• _Task directions_: In the following material, identify every line holding the string "Аппарата" and return it.

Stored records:
++++++

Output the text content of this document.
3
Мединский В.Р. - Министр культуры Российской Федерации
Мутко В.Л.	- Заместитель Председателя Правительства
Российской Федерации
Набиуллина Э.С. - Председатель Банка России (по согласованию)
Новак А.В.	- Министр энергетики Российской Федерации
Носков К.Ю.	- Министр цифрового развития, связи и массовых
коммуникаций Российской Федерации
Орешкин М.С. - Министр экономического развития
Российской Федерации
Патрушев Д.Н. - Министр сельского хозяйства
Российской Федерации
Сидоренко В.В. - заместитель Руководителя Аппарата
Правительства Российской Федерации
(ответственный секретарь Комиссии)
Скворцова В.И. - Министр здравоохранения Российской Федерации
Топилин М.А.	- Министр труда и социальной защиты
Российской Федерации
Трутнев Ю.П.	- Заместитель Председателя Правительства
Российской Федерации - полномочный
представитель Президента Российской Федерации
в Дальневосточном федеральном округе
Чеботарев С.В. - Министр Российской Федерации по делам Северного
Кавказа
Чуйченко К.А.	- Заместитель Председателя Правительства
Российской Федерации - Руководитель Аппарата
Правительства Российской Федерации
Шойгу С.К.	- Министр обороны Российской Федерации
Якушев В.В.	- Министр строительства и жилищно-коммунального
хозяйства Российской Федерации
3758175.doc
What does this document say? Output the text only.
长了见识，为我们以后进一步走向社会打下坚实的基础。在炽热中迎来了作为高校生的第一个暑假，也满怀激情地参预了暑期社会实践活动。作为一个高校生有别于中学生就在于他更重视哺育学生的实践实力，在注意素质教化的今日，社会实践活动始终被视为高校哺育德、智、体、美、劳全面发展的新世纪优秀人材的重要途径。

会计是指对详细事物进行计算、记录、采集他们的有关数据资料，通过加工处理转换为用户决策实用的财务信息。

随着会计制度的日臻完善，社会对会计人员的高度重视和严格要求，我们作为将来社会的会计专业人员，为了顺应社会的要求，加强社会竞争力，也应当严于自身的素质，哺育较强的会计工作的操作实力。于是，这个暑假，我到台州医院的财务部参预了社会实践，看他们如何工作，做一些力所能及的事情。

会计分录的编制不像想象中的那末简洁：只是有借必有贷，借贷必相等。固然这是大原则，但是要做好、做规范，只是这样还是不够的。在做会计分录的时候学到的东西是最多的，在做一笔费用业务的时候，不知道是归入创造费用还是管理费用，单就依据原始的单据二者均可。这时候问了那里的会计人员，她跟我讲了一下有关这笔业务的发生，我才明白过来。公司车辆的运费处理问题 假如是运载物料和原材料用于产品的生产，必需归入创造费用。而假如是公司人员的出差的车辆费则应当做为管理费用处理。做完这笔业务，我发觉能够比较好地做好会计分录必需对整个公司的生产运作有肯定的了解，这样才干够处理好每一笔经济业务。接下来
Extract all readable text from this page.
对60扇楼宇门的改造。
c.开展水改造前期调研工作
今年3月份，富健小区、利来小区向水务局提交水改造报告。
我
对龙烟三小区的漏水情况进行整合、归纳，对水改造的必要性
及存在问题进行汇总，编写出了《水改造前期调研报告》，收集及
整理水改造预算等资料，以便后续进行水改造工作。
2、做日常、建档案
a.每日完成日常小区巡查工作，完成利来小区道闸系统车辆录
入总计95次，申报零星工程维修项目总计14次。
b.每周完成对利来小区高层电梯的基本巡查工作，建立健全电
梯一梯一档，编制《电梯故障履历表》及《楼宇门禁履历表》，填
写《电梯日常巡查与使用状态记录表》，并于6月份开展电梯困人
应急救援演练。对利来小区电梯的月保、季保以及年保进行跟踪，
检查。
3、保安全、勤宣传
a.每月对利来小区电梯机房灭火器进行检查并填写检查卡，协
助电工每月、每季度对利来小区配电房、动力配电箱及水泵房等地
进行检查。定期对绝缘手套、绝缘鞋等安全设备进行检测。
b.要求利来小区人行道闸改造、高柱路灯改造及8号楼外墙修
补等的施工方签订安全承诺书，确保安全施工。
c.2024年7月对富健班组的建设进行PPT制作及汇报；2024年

++++++

• _Response to this task_:
Сидоренко В.В. - заместитель Руководителя Аппарата
Российской Федерации - Руководитель Аппарата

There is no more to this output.